■ Listing

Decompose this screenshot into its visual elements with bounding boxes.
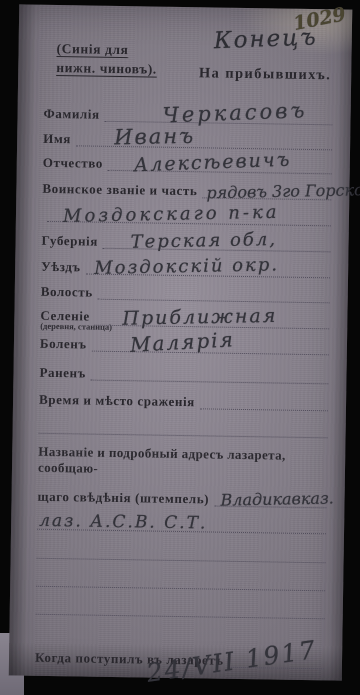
blank-line (37, 535, 326, 564)
dotted-line (37, 534, 326, 564)
field-wounded: Раненъ (39, 358, 328, 385)
field-village: Селеніе (деревня, станица) Приближная (40, 303, 329, 330)
rank-unit-label: Воинское званіе и часть (42, 181, 197, 198)
patronymic-value-handwritten: Алексѣевичъ (134, 149, 292, 177)
card-title: На прибывшихъ. (199, 65, 332, 84)
rank-unit-value-line2-handwritten: Моздокскаго п-ка (63, 202, 280, 227)
rank-unit-value-line1-handwritten: рядовъ 3го Горско- (206, 180, 360, 202)
surname-label: Фамилія (43, 106, 99, 122)
province-label: Губернія (41, 233, 98, 249)
field-sick: Боленъ Малярія (40, 329, 329, 356)
hospital-label-line2: щаго свѣдѣнія (штемпель) (37, 489, 209, 507)
hospital-value-line1-handwritten: Владикавказ. (220, 488, 334, 509)
field-surname: Фамилія Черкасовъ (43, 99, 332, 126)
sick-value-handwritten: Малярія (129, 327, 235, 357)
province-value-handwritten: Терская обл, (131, 229, 278, 253)
dotted-line (91, 358, 329, 385)
registration-card: 1029 Конецъ (Синія для нижн. чиновъ). На… (9, 4, 352, 680)
field-first-name: Имя Иванъ (43, 124, 332, 151)
dotted-line: лаз. А.С.В. С.Т. (37, 507, 326, 535)
dotted-line: Иванъ (76, 123, 333, 150)
field-hospital: щаго свѣдѣнія (штемпель) Владикавказ. (37, 482, 326, 509)
field-patronymic: Отчество Алексѣевичъ (43, 148, 332, 175)
dotted-line (36, 562, 325, 592)
dotted-line (36, 590, 325, 620)
dotted-line: Приближная (95, 303, 330, 330)
dotted-line (39, 411, 328, 439)
blank-line (36, 563, 325, 592)
patronymic-label: Отчество (43, 155, 103, 171)
hospital-label-line1: Названіе и подробный адресъ лазарета, со… (38, 444, 327, 481)
first-name-label: Имя (43, 131, 71, 146)
dotted-line: Терская обл, (103, 226, 331, 253)
dotted-line: Моздокскій окр. (86, 252, 331, 279)
hospital-value-line2-handwritten: лаз. А.С.В. С.Т. (39, 511, 207, 534)
field-hospital-continued: лаз. А.С.В. С.Т. (37, 508, 326, 535)
blank-line (36, 591, 325, 620)
battle-label: Время и мѣсто сраженія (39, 392, 195, 409)
field-rank-unit-continued: Моздокскаго п-ка (42, 200, 331, 227)
dotted-line (200, 386, 329, 411)
dotted-line (98, 277, 330, 304)
volost-label: Волость (41, 284, 93, 300)
field-province: Губернія Терская обл, (41, 226, 330, 253)
field-volost: Волость (41, 277, 330, 304)
field-battle: Время и мѣсто сраженія (39, 385, 328, 412)
field-admitted: Когда поступилъ въ лазаретъ 24/VII 1917 (35, 641, 324, 670)
dotted-line: рядовъ 3го Горско- (202, 175, 331, 200)
sick-label: Боленъ (40, 336, 87, 352)
first-name-value-handwritten: Иванъ (114, 124, 195, 150)
dotted-line: Черкасовъ (105, 99, 333, 126)
handwritten-top-note: Конецъ (214, 24, 319, 54)
field-district: Уѣздъ Моздокскій окр. (41, 252, 330, 279)
field-rank-unit: Воинское званіе и часть рядовъ 3го Горск… (42, 174, 331, 201)
dotted-line: Моздокскаго п-ка (47, 199, 331, 226)
blank-line (39, 412, 328, 439)
dotted-line: Владикавказ. (214, 484, 327, 509)
dotted-line: Алексѣевичъ (108, 148, 332, 175)
district-label: Уѣздъ (41, 259, 81, 275)
scanned-photo: 1029 Конецъ (Синія для нижн. чиновъ). На… (0, 0, 360, 695)
village-value-handwritten: Приближная (123, 305, 278, 330)
wounded-label: Раненъ (39, 365, 86, 381)
dotted-line: Малярія (92, 329, 330, 356)
district-value-handwritten: Моздокскій окр. (94, 254, 279, 279)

■ Task goal
Please copy every line above verbatim, leaving out the picture.

■ Finished answer
Decompose this screenshot into its visual elements with bounding boxes.
blank-line (37, 535, 326, 564)
dotted-line (37, 534, 326, 564)
field-wounded: Раненъ (39, 358, 328, 385)
field-village: Селеніе (деревня, станица) Приближная (40, 303, 329, 330)
rank-unit-label: Воинское званіе и часть (42, 181, 197, 198)
patronymic-value-handwritten: Алексѣевичъ (134, 149, 292, 177)
card-title: На прибывшихъ. (199, 65, 332, 84)
rank-unit-value-line2-handwritten: Моздокскаго п-ка (63, 202, 280, 227)
rank-unit-value-line1-handwritten: рядовъ 3го Горско- (206, 180, 360, 202)
surname-label: Фамилія (43, 106, 99, 122)
province-label: Губернія (41, 233, 98, 249)
field-sick: Боленъ Малярія (40, 329, 329, 356)
hospital-label-line2: щаго свѣдѣнія (штемпель) (37, 489, 209, 507)
hospital-value-line1-handwritten: Владикавказ. (220, 488, 334, 509)
field-surname: Фамилія Черкасовъ (43, 99, 332, 126)
sick-value-handwritten: Малярія (129, 327, 235, 357)
province-value-handwritten: Терская обл, (131, 229, 278, 253)
dotted-line (91, 358, 329, 385)
registration-card: 1029 Конецъ (Синія для нижн. чиновъ). На… (9, 4, 352, 680)
field-first-name: Имя Иванъ (43, 124, 332, 151)
dotted-line: лаз. А.С.В. С.Т. (37, 507, 326, 535)
dotted-line: Иванъ (76, 123, 333, 150)
field-hospital: щаго свѣдѣнія (штемпель) Владикавказ. (37, 482, 326, 509)
field-patronymic: Отчество Алексѣевичъ (43, 148, 332, 175)
dotted-line (36, 562, 325, 592)
dotted-line (36, 590, 325, 620)
dotted-line: Приближная (95, 303, 330, 330)
dotted-line (39, 411, 328, 439)
blank-line (36, 563, 325, 592)
patronymic-label: Отчество (43, 155, 103, 171)
hospital-label-line1: Названіе и подробный адресъ лазарета, со… (38, 444, 327, 481)
first-name-label: Имя (43, 131, 71, 146)
dotted-line: Терская обл, (103, 226, 331, 253)
dotted-line: Моздокскій окр. (86, 252, 331, 279)
hospital-value-line2-handwritten: лаз. А.С.В. С.Т. (39, 511, 207, 534)
field-hospital-continued: лаз. А.С.В. С.Т. (37, 508, 326, 535)
blank-line (36, 591, 325, 620)
battle-label: Время и мѣсто сраженія (39, 392, 195, 409)
field-rank-unit-continued: Моздокскаго п-ка (42, 200, 331, 227)
dotted-line (200, 386, 329, 411)
dotted-line (98, 277, 330, 304)
volost-label: Волость (41, 284, 93, 300)
field-province: Губернія Терская обл, (41, 226, 330, 253)
field-volost: Волость (41, 277, 330, 304)
field-battle: Время и мѣсто сраженія (39, 385, 328, 412)
field-admitted: Когда поступилъ въ лазаретъ 24/VII 1917 (35, 641, 324, 670)
dotted-line: рядовъ 3го Горско- (202, 175, 331, 200)
sick-label: Боленъ (40, 336, 87, 352)
first-name-value-handwritten: Иванъ (114, 124, 195, 150)
dotted-line: Черкасовъ (105, 99, 333, 126)
handwritten-top-note: Конецъ (214, 24, 319, 54)
field-district: Уѣздъ Моздокскій окр. (41, 252, 330, 279)
field-rank-unit: Воинское званіе и часть рядовъ 3го Горск… (42, 174, 331, 201)
dotted-line: Моздокскаго п-ка (47, 199, 331, 226)
blank-line (39, 412, 328, 439)
dotted-line: Владикавказ. (214, 484, 327, 509)
dotted-line: Алексѣевичъ (108, 148, 332, 175)
district-label: Уѣздъ (41, 259, 81, 275)
scanned-photo: 1029 Конецъ (Синія для нижн. чиновъ). На… (0, 0, 360, 695)
village-value-handwritten: Приближная (123, 305, 278, 330)
wounded-label: Раненъ (39, 365, 86, 381)
dotted-line: Малярія (92, 329, 330, 356)
district-value-handwritten: Моздокскій окр. (94, 254, 279, 279)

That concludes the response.